### Required task
Using the listing below, report all lines holding the word "color".

### Supplied material
— Start —
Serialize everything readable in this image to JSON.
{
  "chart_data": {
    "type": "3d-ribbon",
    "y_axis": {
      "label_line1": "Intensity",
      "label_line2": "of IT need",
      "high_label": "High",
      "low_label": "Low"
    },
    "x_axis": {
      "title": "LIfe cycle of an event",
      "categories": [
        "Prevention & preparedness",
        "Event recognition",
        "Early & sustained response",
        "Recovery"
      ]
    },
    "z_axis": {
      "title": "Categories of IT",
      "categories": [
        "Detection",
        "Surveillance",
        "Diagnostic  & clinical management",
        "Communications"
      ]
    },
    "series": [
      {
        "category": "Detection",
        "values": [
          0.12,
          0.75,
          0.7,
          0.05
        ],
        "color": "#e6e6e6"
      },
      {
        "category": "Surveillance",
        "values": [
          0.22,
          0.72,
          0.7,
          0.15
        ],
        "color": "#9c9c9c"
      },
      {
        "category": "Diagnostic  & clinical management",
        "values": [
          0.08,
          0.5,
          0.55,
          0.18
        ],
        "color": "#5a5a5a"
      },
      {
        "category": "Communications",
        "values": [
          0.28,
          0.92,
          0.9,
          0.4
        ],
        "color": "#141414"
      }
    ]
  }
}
— End —
### Response to the exercise
        "color": "#e6e6e6"
        "color": "#9c9c9c"
        "color": "#5a5a5a"
        "color": "#141414"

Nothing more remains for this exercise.